## Exercise prompt
Write out the records below word for word, please.

## Source data
※ ※ ※

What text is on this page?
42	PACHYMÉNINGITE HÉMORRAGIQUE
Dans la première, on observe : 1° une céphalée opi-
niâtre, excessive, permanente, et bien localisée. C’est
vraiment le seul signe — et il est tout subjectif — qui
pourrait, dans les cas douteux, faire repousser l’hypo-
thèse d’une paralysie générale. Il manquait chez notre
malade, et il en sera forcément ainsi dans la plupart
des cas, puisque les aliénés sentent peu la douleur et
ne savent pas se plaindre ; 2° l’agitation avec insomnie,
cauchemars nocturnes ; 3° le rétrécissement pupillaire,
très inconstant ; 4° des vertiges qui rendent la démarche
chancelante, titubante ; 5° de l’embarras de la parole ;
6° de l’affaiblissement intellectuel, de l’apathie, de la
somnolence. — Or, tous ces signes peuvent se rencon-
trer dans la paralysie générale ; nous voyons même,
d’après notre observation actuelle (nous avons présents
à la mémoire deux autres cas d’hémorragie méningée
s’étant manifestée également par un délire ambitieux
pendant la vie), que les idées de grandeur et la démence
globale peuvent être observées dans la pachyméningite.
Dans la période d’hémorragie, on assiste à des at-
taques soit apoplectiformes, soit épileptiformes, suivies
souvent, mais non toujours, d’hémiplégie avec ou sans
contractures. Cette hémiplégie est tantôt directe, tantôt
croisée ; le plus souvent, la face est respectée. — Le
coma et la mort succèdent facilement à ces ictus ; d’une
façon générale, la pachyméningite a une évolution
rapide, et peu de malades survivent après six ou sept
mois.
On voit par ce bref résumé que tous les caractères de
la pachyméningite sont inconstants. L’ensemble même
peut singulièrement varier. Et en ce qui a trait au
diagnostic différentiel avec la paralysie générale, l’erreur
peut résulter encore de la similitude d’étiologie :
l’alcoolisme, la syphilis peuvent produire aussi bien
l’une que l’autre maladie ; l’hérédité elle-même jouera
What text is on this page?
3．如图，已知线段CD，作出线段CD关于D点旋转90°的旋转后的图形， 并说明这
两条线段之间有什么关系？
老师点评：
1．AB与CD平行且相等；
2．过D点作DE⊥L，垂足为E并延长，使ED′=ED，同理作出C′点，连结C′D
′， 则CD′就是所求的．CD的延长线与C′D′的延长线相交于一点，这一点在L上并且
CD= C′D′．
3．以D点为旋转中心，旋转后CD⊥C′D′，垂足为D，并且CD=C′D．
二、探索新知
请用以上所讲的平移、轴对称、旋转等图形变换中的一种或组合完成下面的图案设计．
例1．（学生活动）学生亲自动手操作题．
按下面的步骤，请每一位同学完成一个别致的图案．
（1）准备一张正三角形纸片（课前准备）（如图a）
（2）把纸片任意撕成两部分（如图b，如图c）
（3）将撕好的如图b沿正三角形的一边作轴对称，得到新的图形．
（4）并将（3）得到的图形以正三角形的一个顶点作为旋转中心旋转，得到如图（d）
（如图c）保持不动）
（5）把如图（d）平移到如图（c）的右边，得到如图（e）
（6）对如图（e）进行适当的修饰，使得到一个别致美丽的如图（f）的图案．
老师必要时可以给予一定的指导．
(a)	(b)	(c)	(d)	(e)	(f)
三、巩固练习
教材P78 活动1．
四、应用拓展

※ ※ ※

## Exercise answer
What text is on this page?
42	PACHYMÉNINGITE HÉMORRAGIQUE
Dans la première, on observe : 1° une céphalée opi-
niâtre, excessive, permanente, et bien localisée. C’est
vraiment le seul signe — et il est tout subjectif — qui
pourrait, dans les cas douteux, faire repousser l’hypo-
thèse d’une paralysie générale. Il manquait chez notre
malade, et il en sera forcément ainsi dans la plupart
des cas, puisque les aliénés sentent peu la douleur et
ne savent pas se plaindre ; 2° l’agitation avec insomnie,
cauchemars nocturnes ; 3° le rétrécissement pupillaire,
très inconstant ; 4° des vertiges qui rendent la démarche
chancelante, titubante ; 5° de l’embarras de la parole ;
6° de l’affaiblissement intellectuel, de l’apathie, de la
somnolence. — Or, tous ces signes peuvent se rencon-
trer dans la paralysie générale ; nous voyons même,
d’après notre observation actuelle (nous avons présents
à la mémoire deux autres cas d’hémorragie méningée
s’étant manifestée également par un délire ambitieux
pendant la vie), que les idées de grandeur et la démence
globale peuvent être observées dans la pachyméningite.
Dans la période d’hémorragie, on assiste à des at-
taques soit apoplectiformes, soit épileptiformes, suivies
souvent, mais non toujours, d’hémiplégie avec ou sans
contractures. Cette hémiplégie est tantôt directe, tantôt
croisée ; le plus souvent, la face est respectée. — Le
coma et la mort succèdent facilement à ces ictus ; d’une
façon générale, la pachyméningite a une évolution
rapide, et peu de malades survivent après six ou sept
mois.
On voit par ce bref résumé que tous les caractères de
la pachyméningite sont inconstants. L’ensemble même
peut singulièrement varier. Et en ce qui a trait au
diagnostic différentiel avec la paralysie générale, l’erreur
peut résulter encore de la similitude d’étiologie :
l’alcoolisme, la syphilis peuvent produire aussi bien
l’une que l’autre maladie ; l’hérédité elle-même jouera
What text is on this page?
3．如图，已知线段CD，作出线段CD关于D点旋转90°的旋转后的图形， 并说明这
两条线段之间有什么关系？
老师点评：
1．AB与CD平行且相等；
2．过D点作DE⊥L，垂足为E并延长，使ED′=ED，同理作出C′点，连结C′D
′， 则CD′就是所求的．CD的延长线与C′D′的延长线相交于一点，这一点在L上并且
CD= C′D′．
3．以D点为旋转中心，旋转后CD⊥C′D′，垂足为D，并且CD=C′D．
二、探索新知
请用以上所讲的平移、轴对称、旋转等图形变换中的一种或组合完成下面的图案设计．
例1．（学生活动）学生亲自动手操作题．
按下面的步骤，请每一位同学完成一个别致的图案．
（1）准备一张正三角形纸片（课前准备）（如图a）
（2）把纸片任意撕成两部分（如图b，如图c）
（3）将撕好的如图b沿正三角形的一边作轴对称，得到新的图形．
（4）并将（3）得到的图形以正三角形的一个顶点作为旋转中心旋转，得到如图（d）
（如图c）保持不动）
（5）把如图（d）平移到如图（c）的右边，得到如图（e）
（6）对如图（e）进行适当的修饰，使得到一个别致美丽的如图（f）的图案．
老师必要时可以给予一定的指导．
(a)	(b)	(c)	(d)	(e)	(f)
三、巩固练习
教材P78 活动1．
四、应用拓展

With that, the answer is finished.